ESERCIZI:
1 – Nell'estratto sulla collaborazione tra AI ed esseri umani, come si può riscrivere in forma di elenco il paragrafo che inizia con «Interagire con un modello generativo», mantenendone i fatti principali?
2 – Come prosegue l'estratto sulla collaborazione tra AI ed esseri umani? Portalo avanti a partire dall'ultima frase.

ESTRATTO SCELTO:

Ridefinire ruoli e aspettative per far funzionare il lavoro di squadra
Per far funzionare davvero il lavoro di squadra tra AI ed esseri umani, bisogna però ridefinire i ruoli e le aspettative. Chi decide cosa delegare alla GenAI? Come si verifica la qualità del suo contributo? Chi è responsabile dell’output finale? Come si integra l’interazione con l’AI nei rituali del team (riunioni, sprint, review)?
Queste domande non sono tecniche. Sono organizzative e culturali. E richiedono un ripensamento profondo del modo in cui progettiamo la collaborazione nei team del futuro.
Il prompting come nuova competenza soft
Interagire con un modello generativo non è un atto meccanico. È un’abilità comunicativa, quasi relazionale. Scrivere prompt efficaci significa saper contestualizzare un problema, chiarire obiettivi, offrire input e feedback, scomporre una sfida in passi logici.
In altre parole, il prompting diventa una soft skill trasversale e fondamentale. E come tutte le soft skill, non si insegna solo con un tutorial. Va allenata nel tempo, attraverso prove, errori e consapevolezza. I professionisti che imparano a “lavorare con l’AI” come con un collega empatico e razionale avranno un vantaggio competitivo enorme.
Le aziende, dal canto loro, devono iniziare a formare i team su come collaborare con la GenAI, non solo su come usarla. E devono farlo in modo trasversale, non relegando queste competenze a un dipartimento tecnico o di innovazione.
Diventa fondamentale, all’uopo, adottare approcci al training e all’adoption della GenAI che favoriscano la pratica, il confronto e il supporto continui, la possibilità di esercitarsi in un ambiente sicuro.
A tal proposito, si rivela molto efficace un approccio community-driven all’AI adoption, con la creazione di community di adozione che possono accelerare la diffusione di un mindset generativo all’interno di aziende e organizzazioni, come dimostra ad esempio il case study Dojo, community sviluppata dalla design company Logotel per Italgas.
Performance management nell’era della collaborazione aumentata
Il lavoro ibrido umano-AI richiede anche nuove modalità di valutazione delle performance. Se parte del lavoro viene svolto in collaborazione con un sistema generativo, allora bisogna capire che cosa valutare e come riconoscere il valore umano all’interno di un processo potenziato.

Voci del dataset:
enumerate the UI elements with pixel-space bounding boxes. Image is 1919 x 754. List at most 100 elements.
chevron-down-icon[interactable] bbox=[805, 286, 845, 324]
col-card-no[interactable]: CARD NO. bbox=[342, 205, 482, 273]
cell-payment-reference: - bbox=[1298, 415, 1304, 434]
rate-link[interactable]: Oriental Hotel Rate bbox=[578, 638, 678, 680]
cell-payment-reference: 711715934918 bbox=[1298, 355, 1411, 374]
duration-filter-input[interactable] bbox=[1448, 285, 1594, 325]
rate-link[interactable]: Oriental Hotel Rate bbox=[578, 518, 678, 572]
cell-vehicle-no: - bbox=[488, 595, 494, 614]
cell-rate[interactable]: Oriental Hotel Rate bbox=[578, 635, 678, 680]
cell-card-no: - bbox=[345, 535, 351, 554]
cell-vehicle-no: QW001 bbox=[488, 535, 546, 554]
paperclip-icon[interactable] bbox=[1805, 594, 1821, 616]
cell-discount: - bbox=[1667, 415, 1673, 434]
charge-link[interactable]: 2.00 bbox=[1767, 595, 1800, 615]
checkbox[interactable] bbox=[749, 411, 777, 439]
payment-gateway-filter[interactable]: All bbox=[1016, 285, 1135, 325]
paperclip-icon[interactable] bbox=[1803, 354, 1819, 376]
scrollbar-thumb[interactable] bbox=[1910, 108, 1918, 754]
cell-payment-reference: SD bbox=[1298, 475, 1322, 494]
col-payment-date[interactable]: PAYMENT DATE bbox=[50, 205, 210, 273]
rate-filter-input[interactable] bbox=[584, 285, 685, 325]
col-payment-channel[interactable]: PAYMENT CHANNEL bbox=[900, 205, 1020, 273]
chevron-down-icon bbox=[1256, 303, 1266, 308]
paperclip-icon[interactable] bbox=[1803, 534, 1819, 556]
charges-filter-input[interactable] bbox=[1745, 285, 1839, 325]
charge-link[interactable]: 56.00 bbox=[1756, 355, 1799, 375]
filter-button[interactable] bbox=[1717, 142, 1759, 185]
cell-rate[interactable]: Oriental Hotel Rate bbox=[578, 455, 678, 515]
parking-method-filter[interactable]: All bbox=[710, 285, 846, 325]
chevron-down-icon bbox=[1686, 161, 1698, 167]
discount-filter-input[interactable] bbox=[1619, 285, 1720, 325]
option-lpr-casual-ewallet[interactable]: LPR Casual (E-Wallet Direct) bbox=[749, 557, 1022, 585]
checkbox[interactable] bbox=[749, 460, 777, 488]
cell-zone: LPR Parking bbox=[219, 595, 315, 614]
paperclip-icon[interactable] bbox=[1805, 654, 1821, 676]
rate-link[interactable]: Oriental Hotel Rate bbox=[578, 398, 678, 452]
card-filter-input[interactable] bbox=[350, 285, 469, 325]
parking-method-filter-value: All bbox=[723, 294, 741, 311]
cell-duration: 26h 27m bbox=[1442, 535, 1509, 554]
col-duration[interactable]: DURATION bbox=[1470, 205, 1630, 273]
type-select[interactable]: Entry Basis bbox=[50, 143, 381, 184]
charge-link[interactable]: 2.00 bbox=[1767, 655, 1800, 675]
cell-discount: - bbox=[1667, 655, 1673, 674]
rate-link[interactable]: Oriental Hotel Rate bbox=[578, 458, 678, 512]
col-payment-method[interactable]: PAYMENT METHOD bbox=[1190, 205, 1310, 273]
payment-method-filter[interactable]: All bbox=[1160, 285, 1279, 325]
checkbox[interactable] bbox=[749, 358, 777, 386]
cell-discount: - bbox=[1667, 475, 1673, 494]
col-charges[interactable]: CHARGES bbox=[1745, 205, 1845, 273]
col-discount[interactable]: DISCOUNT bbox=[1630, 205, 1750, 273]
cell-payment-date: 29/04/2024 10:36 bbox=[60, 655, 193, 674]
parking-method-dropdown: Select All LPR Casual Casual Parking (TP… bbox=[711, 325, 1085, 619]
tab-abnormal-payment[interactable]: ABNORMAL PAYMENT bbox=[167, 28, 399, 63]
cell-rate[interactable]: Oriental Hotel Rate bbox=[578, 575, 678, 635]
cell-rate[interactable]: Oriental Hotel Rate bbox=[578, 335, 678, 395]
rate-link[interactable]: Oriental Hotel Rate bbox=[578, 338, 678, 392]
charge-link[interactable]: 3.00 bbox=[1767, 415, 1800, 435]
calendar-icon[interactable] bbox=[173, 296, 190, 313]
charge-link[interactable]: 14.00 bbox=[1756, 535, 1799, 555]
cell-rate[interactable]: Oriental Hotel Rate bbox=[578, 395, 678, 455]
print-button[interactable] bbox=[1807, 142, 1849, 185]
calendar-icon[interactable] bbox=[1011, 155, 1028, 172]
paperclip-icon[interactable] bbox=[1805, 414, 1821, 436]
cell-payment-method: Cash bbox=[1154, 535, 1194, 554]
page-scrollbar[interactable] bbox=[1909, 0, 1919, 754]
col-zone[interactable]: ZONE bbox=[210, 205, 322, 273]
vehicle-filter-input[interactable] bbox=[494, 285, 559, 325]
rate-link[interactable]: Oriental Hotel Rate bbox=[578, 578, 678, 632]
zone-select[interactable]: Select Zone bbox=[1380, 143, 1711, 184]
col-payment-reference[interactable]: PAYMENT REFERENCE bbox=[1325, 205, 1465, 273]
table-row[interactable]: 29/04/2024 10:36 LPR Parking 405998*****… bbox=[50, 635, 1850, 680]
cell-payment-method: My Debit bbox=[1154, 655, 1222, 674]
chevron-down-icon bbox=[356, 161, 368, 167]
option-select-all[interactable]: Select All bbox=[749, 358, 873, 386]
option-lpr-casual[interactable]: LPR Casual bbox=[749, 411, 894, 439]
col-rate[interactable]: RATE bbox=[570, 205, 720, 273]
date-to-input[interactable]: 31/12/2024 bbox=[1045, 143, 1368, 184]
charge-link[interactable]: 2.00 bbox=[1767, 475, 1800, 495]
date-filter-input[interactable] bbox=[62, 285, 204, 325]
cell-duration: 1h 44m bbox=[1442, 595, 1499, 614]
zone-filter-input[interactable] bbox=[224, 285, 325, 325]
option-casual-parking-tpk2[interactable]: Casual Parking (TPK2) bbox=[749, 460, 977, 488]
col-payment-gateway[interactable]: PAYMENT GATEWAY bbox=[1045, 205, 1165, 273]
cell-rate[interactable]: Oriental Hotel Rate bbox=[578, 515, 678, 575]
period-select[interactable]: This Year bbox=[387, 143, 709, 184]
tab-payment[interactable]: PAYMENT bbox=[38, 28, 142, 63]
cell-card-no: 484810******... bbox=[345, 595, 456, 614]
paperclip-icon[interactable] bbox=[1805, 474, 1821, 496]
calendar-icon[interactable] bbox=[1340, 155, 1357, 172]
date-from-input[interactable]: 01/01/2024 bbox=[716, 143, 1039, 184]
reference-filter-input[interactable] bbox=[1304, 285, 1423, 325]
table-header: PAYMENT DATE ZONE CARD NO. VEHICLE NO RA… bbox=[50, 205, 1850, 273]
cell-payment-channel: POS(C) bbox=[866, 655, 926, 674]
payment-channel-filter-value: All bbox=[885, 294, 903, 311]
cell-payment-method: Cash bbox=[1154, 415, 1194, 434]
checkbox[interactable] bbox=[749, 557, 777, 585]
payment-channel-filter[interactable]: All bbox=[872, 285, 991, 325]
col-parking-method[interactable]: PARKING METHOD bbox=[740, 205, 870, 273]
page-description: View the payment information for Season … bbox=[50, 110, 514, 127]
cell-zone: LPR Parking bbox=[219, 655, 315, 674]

SOLUZIONI:
1 –
- Interagire con un modello generativo non è un atto meccanico: è un'abilità comunicativa, quasi relazionale.
- Scrivere prompt efficaci significa:
  - saper contestualizzare un problema;
  - chiarire gli obiettivi;
  - offrire input e feedback;
  - scomporre una sfida in passi logici.

2 –
Per esempio, nel copywriting, ha ancora senso valutare la velocità di produzione testi? O è più utile osservare la capacità di dare feedback alla GenAI, di selezionare l’output più adatto, di orchestrare un flusso creativo multi-agente?
Lo stesso vale per il project management, l’analisi dati, la strategia. Le metriche tradizionali rischiano di essere parziali o fuorvianti. Serve una nuova grammatica della performance, in cui il valore umano non è tanto nella produzione manuale, ma nella capacità di guidare l’intelligenza artificiale verso risultati significativi, etici e sostenibili.
Rischi da evitare: solitudine, superficialità, delega cieca
Questo modello non è esente da rischi. Trattare la GenAI come un collega può portare a over-delegation, a una fiducia eccessiva o a una superficialità nel controllo dei contenuti. Oppure – al contrario – può generare isolamento, con professionisti che interagiscono più con modelli generativi che con altri esseri umani.
Per evitare questi estremi, è essenziale mantenere una supervisione umana attiva, definire ruoli e responsabilità, coltivare ambienti di collaborazione in cui l’AI è uno dei tanti attori. E soprattutto, continuare a sviluppare il pensiero critico, la capacità di validazione e la consapevolezza del contesto.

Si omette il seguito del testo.